§ **Stored data**:
::::

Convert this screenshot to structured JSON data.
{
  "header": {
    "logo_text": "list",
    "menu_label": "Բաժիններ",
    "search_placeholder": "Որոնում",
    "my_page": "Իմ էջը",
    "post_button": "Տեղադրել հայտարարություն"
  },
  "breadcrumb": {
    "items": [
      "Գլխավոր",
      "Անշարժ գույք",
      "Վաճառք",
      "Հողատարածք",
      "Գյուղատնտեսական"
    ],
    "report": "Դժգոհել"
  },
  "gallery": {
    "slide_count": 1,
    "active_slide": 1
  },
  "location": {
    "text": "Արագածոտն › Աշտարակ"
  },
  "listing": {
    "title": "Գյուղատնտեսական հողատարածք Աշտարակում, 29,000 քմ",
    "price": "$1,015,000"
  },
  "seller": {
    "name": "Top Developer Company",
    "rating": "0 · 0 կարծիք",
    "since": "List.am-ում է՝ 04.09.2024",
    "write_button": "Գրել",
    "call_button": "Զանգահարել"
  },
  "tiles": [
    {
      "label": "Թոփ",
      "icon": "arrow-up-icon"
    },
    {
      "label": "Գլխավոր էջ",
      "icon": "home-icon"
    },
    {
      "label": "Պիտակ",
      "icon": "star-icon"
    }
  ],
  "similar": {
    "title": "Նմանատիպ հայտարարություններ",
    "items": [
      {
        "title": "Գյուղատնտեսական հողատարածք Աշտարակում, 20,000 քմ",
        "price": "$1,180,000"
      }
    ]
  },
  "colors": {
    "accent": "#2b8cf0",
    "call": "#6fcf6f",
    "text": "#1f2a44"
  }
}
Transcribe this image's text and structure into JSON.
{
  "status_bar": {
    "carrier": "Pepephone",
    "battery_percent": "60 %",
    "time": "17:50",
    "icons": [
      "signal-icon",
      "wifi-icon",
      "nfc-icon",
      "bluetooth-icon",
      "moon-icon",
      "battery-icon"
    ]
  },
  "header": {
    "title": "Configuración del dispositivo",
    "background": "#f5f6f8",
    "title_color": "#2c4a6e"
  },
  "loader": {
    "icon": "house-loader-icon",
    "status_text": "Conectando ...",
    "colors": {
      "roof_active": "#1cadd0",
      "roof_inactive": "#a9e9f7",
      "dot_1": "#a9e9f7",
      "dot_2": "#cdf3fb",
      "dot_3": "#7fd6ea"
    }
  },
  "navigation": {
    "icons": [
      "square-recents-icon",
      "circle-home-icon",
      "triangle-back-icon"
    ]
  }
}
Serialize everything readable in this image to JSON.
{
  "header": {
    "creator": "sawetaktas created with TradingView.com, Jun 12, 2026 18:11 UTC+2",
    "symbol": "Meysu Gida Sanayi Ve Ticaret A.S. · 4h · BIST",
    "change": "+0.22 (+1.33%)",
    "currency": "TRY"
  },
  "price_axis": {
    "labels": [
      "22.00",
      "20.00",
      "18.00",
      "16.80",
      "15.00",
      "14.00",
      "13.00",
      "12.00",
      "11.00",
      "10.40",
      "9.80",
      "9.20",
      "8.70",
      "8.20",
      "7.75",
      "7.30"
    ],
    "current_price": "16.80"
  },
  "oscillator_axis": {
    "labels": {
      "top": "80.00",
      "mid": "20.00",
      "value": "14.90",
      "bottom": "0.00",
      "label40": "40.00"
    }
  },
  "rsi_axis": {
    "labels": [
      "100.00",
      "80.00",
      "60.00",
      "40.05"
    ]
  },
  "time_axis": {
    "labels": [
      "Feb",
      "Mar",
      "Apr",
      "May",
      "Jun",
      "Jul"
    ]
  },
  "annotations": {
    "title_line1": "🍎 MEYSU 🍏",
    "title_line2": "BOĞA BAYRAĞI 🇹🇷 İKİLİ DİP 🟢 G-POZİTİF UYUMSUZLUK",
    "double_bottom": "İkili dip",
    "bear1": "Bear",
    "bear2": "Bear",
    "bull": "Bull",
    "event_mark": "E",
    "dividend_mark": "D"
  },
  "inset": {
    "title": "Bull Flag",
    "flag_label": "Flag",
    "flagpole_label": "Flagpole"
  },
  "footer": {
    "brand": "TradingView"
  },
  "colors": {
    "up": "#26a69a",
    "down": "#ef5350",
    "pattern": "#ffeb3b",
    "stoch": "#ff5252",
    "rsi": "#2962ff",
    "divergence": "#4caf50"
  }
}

::::

§ **Exercise**: Copy out each line of the records that holds the string "Աշտարակում".

§ **In response**:
    "title": "Գյուղատնտեսական հողատարածք Աշտարակում, 29,000 քմ",
        "title": "Գյուղատնտեսական հողատարածք Աշտարակում, 20,000 քմ",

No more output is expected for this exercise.